Data records

((

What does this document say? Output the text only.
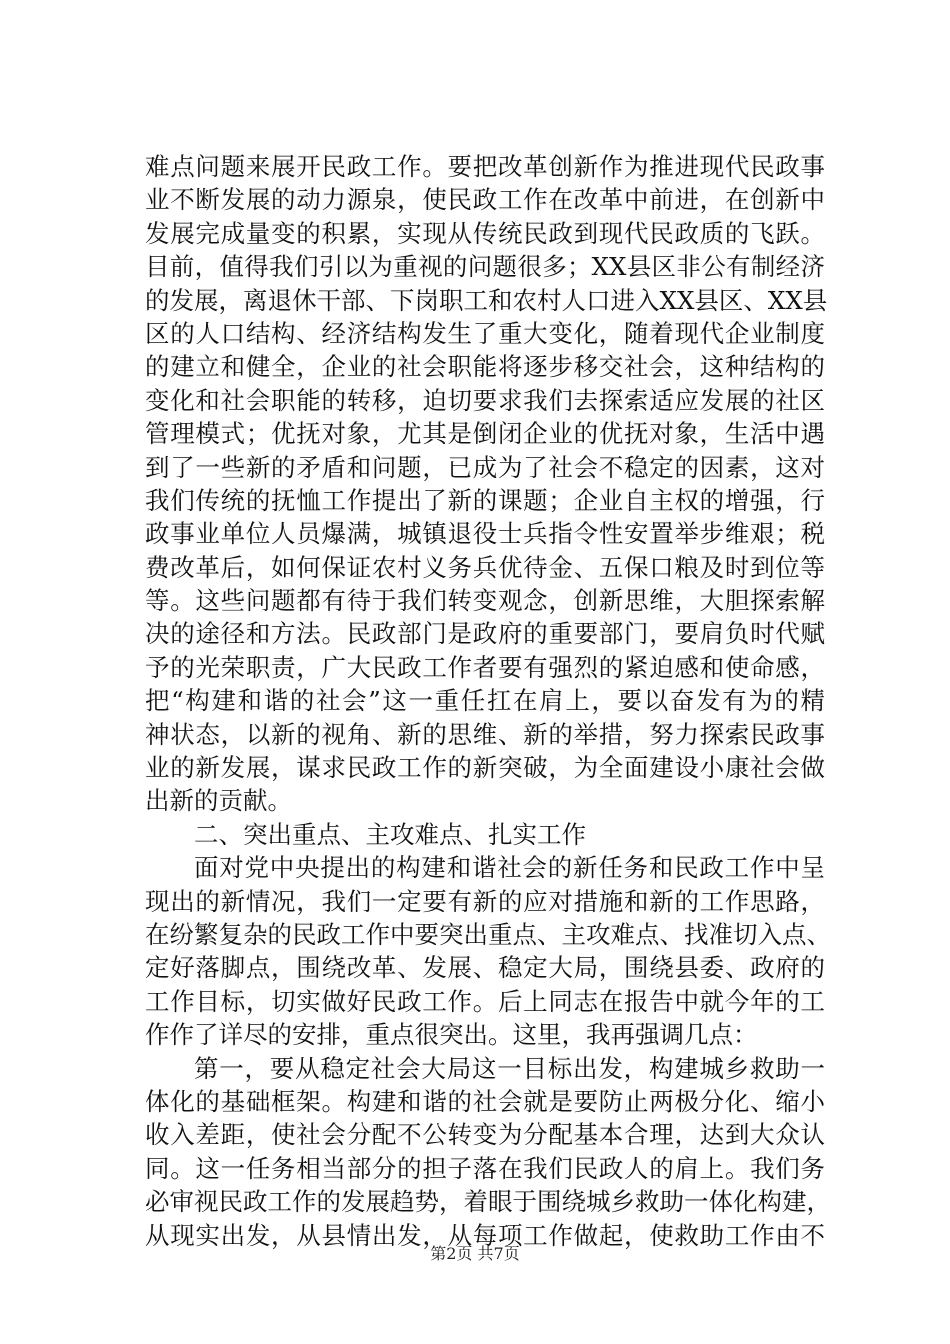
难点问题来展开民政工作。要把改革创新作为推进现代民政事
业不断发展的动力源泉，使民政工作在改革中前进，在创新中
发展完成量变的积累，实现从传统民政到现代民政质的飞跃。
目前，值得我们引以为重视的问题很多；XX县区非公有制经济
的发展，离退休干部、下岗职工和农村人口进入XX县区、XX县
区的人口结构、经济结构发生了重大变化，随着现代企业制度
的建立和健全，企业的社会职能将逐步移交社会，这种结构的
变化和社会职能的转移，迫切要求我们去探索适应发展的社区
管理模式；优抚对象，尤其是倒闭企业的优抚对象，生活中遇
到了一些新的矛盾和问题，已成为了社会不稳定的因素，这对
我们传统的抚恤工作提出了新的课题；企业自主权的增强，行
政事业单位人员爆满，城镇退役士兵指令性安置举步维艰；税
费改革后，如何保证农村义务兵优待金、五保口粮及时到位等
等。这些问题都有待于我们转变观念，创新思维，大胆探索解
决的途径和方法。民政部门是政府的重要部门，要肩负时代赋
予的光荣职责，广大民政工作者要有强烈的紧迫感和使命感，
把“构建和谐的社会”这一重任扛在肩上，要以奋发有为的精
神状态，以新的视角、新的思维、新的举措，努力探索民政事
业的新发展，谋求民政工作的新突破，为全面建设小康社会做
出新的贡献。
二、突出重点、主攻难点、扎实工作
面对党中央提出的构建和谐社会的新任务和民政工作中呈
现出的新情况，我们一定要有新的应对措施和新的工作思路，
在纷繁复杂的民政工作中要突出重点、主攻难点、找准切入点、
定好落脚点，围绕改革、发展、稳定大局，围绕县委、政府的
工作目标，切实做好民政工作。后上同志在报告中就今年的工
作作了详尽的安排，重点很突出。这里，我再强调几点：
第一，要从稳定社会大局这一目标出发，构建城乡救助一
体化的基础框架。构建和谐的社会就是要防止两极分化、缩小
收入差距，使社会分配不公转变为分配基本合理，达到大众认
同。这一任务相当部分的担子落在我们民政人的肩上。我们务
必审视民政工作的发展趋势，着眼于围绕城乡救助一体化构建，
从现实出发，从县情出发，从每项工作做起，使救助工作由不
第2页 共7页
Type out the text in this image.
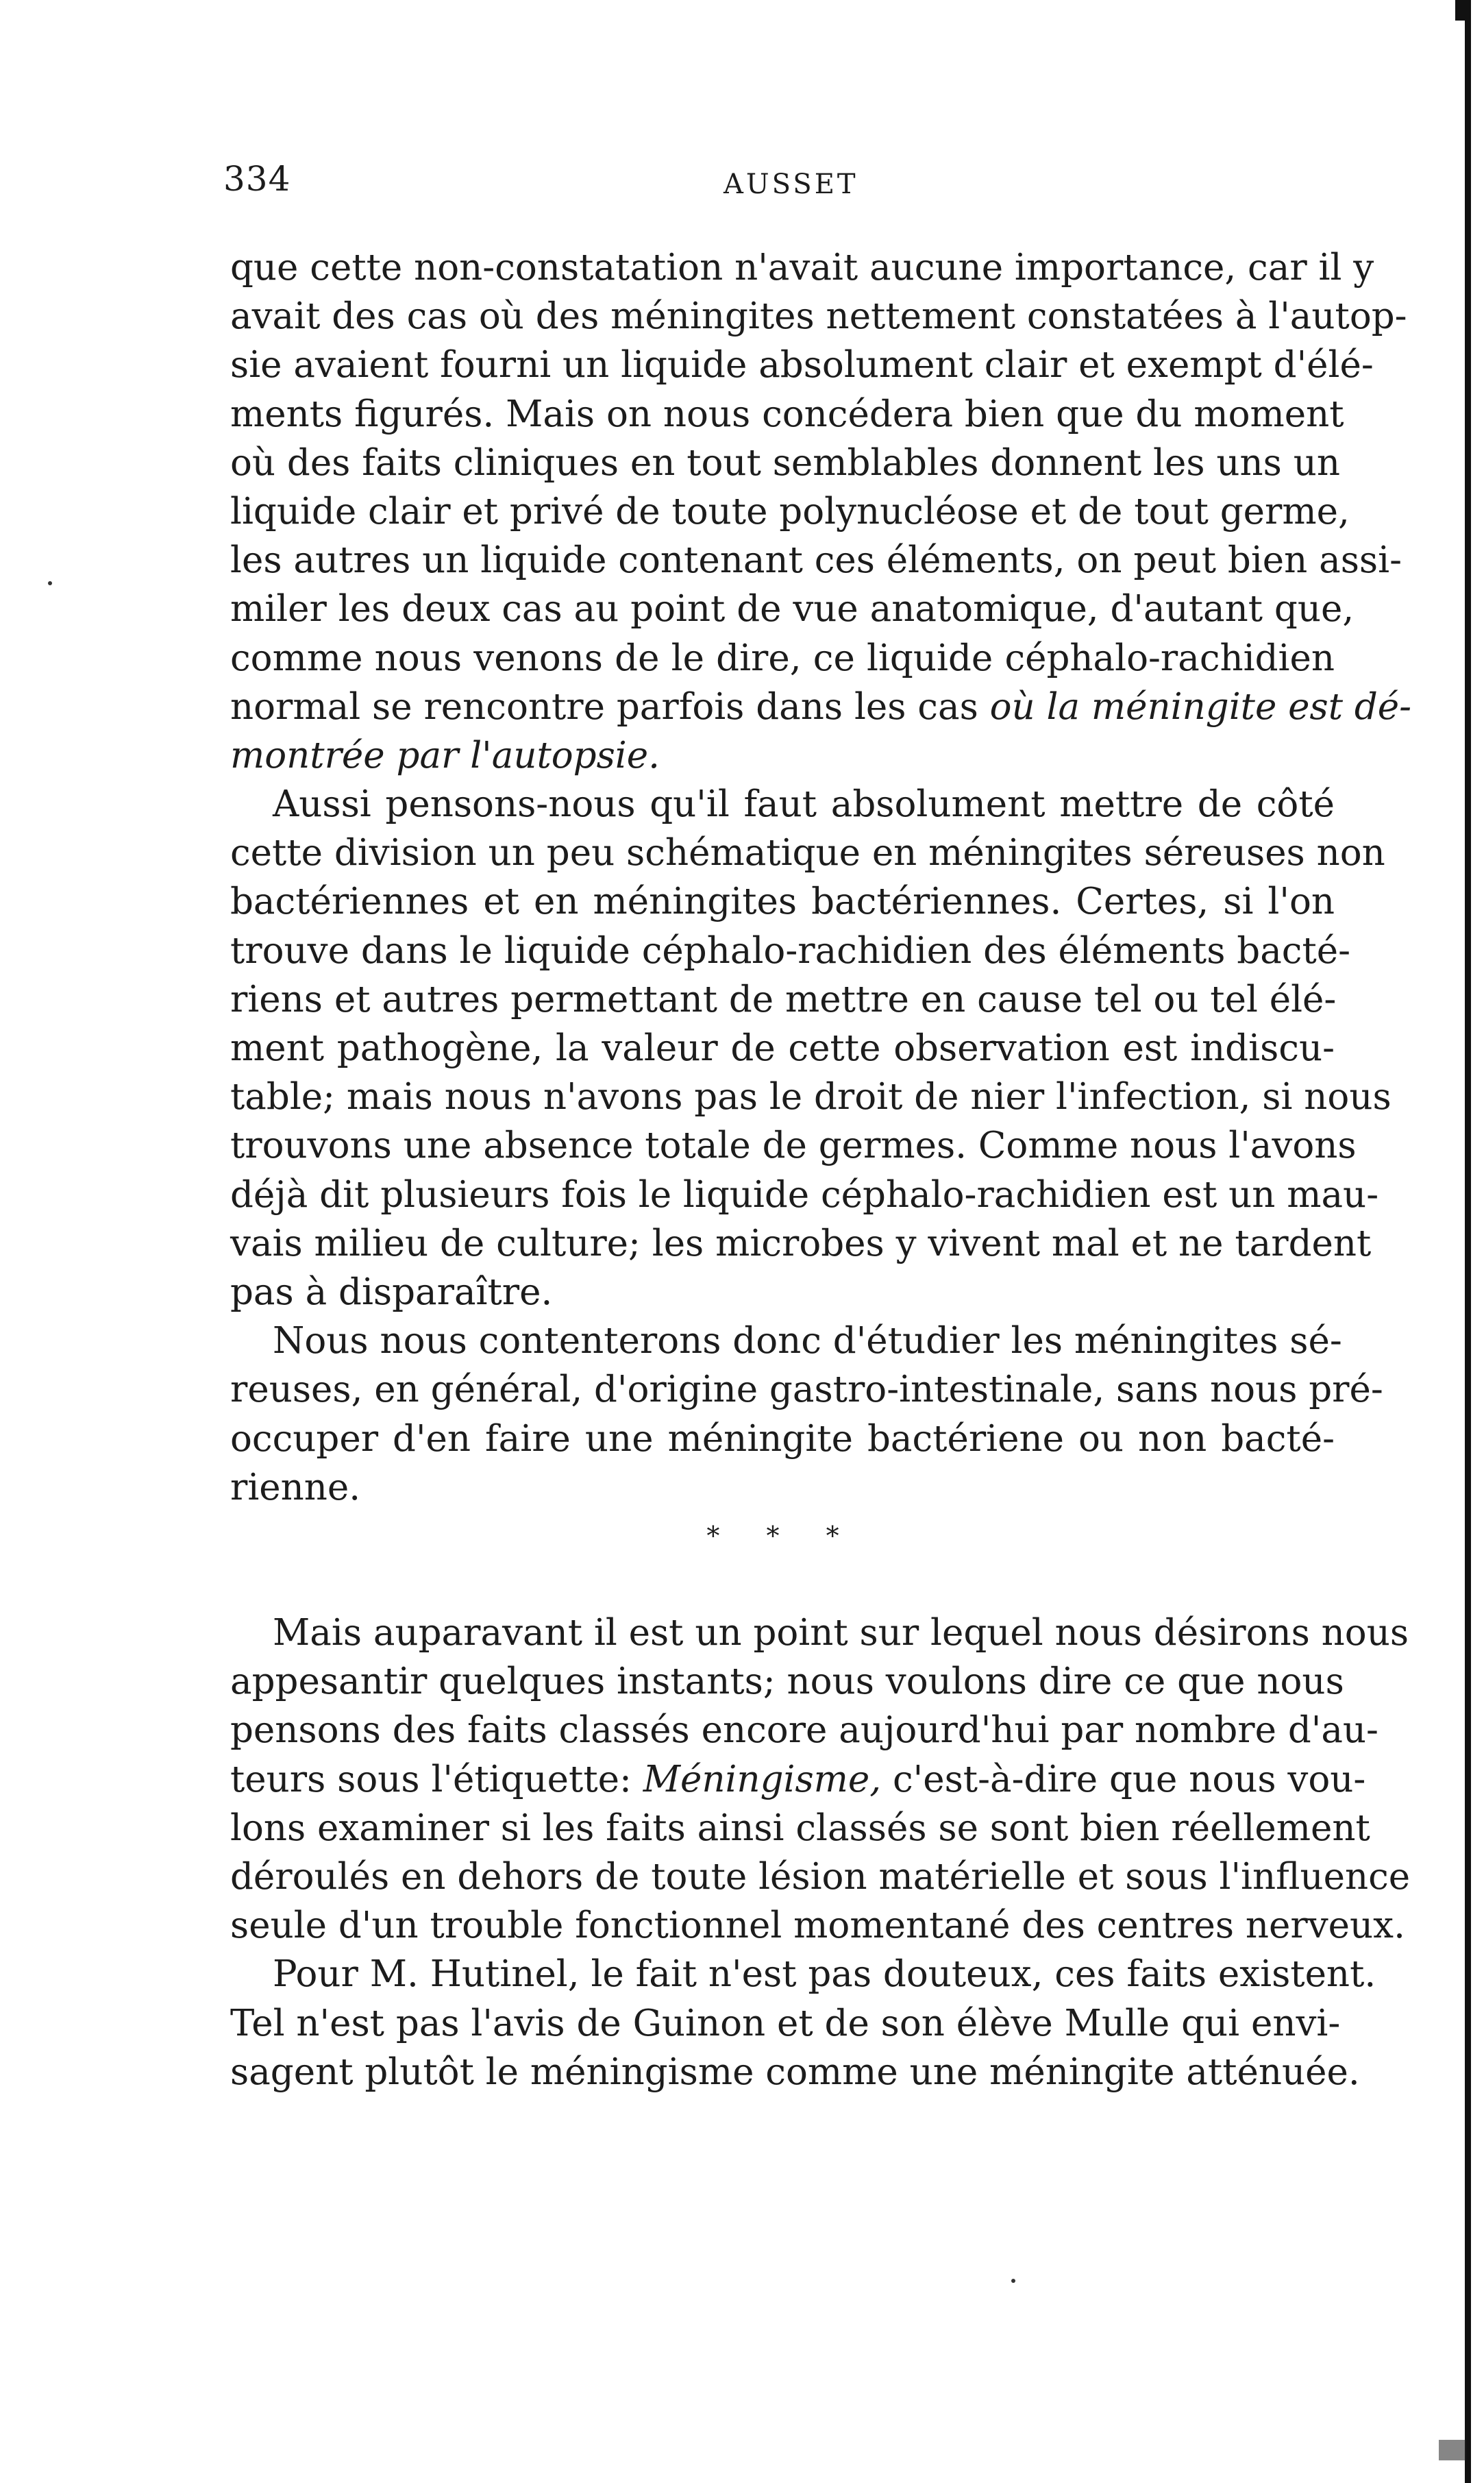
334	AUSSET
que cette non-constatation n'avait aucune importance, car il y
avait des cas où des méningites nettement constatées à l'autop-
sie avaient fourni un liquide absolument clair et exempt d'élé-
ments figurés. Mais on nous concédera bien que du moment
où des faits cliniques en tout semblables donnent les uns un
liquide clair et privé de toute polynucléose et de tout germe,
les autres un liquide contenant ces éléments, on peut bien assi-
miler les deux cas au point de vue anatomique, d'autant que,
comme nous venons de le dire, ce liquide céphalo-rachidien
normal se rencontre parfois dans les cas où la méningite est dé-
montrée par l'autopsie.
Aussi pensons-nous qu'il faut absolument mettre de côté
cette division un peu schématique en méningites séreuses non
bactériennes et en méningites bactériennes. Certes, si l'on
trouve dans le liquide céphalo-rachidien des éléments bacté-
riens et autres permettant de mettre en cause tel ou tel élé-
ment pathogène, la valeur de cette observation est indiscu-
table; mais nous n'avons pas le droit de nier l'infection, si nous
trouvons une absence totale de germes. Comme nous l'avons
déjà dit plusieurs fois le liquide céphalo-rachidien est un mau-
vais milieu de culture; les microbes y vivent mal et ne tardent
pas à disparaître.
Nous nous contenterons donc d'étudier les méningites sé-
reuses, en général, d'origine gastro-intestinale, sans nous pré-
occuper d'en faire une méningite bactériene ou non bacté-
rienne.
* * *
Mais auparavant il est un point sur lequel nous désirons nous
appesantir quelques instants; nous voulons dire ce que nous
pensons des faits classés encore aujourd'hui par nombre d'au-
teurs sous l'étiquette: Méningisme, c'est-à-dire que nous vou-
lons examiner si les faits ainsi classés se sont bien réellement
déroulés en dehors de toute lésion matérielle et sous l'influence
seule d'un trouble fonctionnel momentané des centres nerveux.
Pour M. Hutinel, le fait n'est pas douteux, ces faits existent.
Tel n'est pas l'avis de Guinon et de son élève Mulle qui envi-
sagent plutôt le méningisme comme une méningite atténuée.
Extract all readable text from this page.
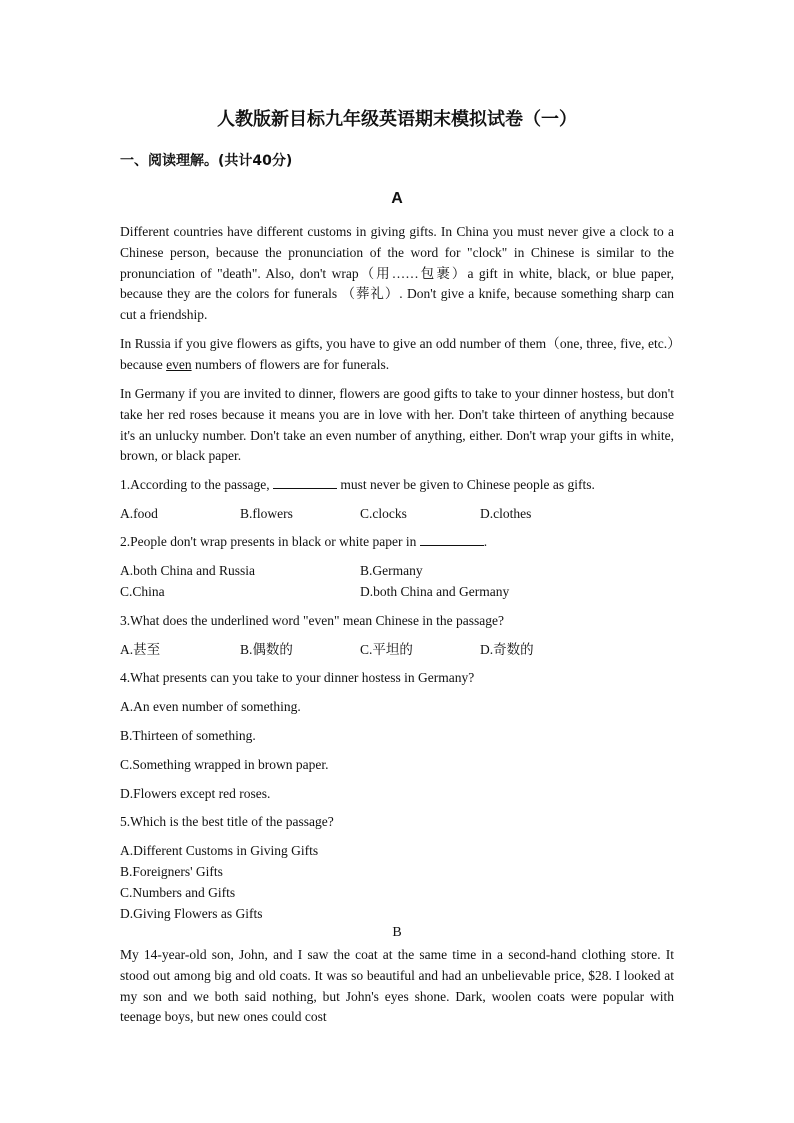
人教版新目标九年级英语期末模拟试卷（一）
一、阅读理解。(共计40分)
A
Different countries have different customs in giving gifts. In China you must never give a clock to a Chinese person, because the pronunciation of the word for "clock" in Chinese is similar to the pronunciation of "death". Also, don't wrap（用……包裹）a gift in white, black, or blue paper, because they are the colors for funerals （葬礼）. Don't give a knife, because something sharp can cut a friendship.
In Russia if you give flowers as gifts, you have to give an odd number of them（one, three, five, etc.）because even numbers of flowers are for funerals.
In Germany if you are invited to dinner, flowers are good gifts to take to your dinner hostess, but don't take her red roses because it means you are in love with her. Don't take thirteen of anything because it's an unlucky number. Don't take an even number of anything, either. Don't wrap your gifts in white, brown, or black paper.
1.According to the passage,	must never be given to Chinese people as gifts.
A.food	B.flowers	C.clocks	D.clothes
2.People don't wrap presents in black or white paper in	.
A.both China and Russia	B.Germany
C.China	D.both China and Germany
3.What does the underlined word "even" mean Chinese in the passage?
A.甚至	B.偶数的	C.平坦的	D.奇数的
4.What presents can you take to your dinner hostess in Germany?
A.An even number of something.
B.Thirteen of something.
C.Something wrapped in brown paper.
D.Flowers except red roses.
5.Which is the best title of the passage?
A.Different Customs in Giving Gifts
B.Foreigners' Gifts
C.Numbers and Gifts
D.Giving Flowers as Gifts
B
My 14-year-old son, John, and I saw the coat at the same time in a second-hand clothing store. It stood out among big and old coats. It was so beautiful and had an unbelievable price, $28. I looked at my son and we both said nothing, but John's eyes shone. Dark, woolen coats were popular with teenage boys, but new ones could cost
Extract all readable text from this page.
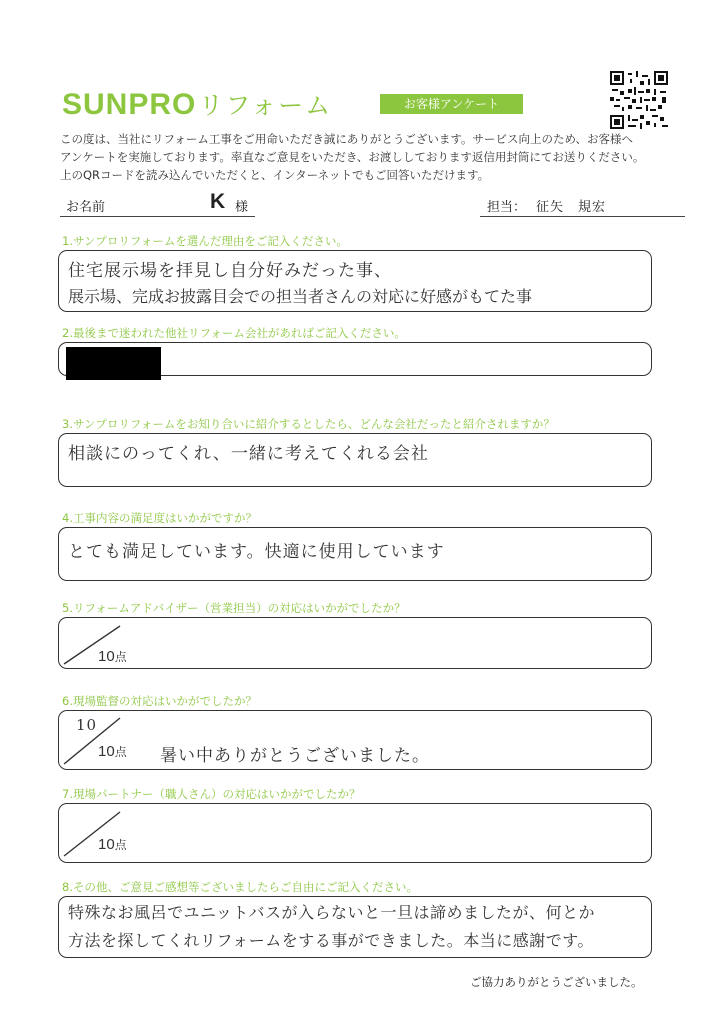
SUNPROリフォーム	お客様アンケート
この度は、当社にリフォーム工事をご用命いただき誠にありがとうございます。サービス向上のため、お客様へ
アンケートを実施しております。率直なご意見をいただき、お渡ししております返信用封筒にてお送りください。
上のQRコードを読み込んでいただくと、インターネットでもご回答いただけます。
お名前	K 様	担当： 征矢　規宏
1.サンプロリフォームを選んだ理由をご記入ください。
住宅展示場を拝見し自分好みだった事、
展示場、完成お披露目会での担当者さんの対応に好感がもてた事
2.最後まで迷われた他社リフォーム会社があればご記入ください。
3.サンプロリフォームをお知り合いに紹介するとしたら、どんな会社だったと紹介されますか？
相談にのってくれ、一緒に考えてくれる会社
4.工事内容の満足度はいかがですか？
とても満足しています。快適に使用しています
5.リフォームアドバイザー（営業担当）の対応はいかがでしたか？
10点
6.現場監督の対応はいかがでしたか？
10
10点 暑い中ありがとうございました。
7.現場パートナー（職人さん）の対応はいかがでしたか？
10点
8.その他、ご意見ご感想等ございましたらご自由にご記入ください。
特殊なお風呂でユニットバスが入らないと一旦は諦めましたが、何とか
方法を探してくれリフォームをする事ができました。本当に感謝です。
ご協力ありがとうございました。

))

## PROBLEM STATEMENT
Count the lines in the material above where the string "autres" appears, then state only that count.

## TASK RESULT
2